Task input:
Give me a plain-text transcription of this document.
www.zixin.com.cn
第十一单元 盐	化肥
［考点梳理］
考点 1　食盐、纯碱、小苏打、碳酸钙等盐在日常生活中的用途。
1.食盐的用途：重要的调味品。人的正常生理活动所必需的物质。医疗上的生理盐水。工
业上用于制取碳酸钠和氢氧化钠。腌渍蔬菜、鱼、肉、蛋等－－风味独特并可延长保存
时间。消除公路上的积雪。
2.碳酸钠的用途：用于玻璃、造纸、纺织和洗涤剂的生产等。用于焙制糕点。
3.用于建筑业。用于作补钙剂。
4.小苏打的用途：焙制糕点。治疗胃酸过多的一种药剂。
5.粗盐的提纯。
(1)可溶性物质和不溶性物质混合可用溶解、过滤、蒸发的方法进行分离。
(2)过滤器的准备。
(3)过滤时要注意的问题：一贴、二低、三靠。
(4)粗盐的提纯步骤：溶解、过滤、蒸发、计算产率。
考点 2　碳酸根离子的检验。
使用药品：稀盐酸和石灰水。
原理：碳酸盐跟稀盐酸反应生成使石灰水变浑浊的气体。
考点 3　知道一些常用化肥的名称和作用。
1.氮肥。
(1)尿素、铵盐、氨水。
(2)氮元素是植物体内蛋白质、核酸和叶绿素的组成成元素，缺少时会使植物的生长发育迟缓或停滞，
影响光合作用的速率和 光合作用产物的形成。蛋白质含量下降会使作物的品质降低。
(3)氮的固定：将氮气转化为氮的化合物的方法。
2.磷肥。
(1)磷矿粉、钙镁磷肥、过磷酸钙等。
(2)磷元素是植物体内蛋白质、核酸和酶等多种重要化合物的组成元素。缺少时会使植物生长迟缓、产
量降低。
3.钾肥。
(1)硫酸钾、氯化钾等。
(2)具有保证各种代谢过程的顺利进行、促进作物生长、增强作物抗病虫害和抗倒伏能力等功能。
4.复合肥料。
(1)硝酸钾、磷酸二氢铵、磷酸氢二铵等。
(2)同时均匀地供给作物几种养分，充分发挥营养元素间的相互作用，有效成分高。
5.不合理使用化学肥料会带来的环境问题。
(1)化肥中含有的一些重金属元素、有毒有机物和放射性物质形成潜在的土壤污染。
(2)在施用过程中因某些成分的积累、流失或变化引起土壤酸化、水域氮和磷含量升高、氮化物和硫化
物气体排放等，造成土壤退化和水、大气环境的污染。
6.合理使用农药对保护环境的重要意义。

Task: Output the records above in their entirety, exactly.

Expected answer:
Give me a plain-text transcription of this document.
www.zixin.com.cn
第十一单元 盐	化肥
［考点梳理］
考点 1　食盐、纯碱、小苏打、碳酸钙等盐在日常生活中的用途。
1.食盐的用途：重要的调味品。人的正常生理活动所必需的物质。医疗上的生理盐水。工
业上用于制取碳酸钠和氢氧化钠。腌渍蔬菜、鱼、肉、蛋等－－风味独特并可延长保存
时间。消除公路上的积雪。
2.碳酸钠的用途：用于玻璃、造纸、纺织和洗涤剂的生产等。用于焙制糕点。
3.用于建筑业。用于作补钙剂。
4.小苏打的用途：焙制糕点。治疗胃酸过多的一种药剂。
5.粗盐的提纯。
(1)可溶性物质和不溶性物质混合可用溶解、过滤、蒸发的方法进行分离。
(2)过滤器的准备。
(3)过滤时要注意的问题：一贴、二低、三靠。
(4)粗盐的提纯步骤：溶解、过滤、蒸发、计算产率。
考点 2　碳酸根离子的检验。
使用药品：稀盐酸和石灰水。
原理：碳酸盐跟稀盐酸反应生成使石灰水变浑浊的气体。
考点 3　知道一些常用化肥的名称和作用。
1.氮肥。
(1)尿素、铵盐、氨水。
(2)氮元素是植物体内蛋白质、核酸和叶绿素的组成成元素，缺少时会使植物的生长发育迟缓或停滞，
影响光合作用的速率和 光合作用产物的形成。蛋白质含量下降会使作物的品质降低。
(3)氮的固定：将氮气转化为氮的化合物的方法。
2.磷肥。
(1)磷矿粉、钙镁磷肥、过磷酸钙等。
(2)磷元素是植物体内蛋白质、核酸和酶等多种重要化合物的组成元素。缺少时会使植物生长迟缓、产
量降低。
3.钾肥。
(1)硫酸钾、氯化钾等。
(2)具有保证各种代谢过程的顺利进行、促进作物生长、增强作物抗病虫害和抗倒伏能力等功能。
4.复合肥料。
(1)硝酸钾、磷酸二氢铵、磷酸氢二铵等。
(2)同时均匀地供给作物几种养分，充分发挥营养元素间的相互作用，有效成分高。
5.不合理使用化学肥料会带来的环境问题。
(1)化肥中含有的一些重金属元素、有毒有机物和放射性物质形成潜在的土壤污染。
(2)在施用过程中因某些成分的积累、流失或变化引起土壤酸化、水域氮和磷含量升高、氮化物和硫化
物气体排放等，造成土壤退化和水、大气环境的污染。
6.合理使用农药对保护环境的重要意义。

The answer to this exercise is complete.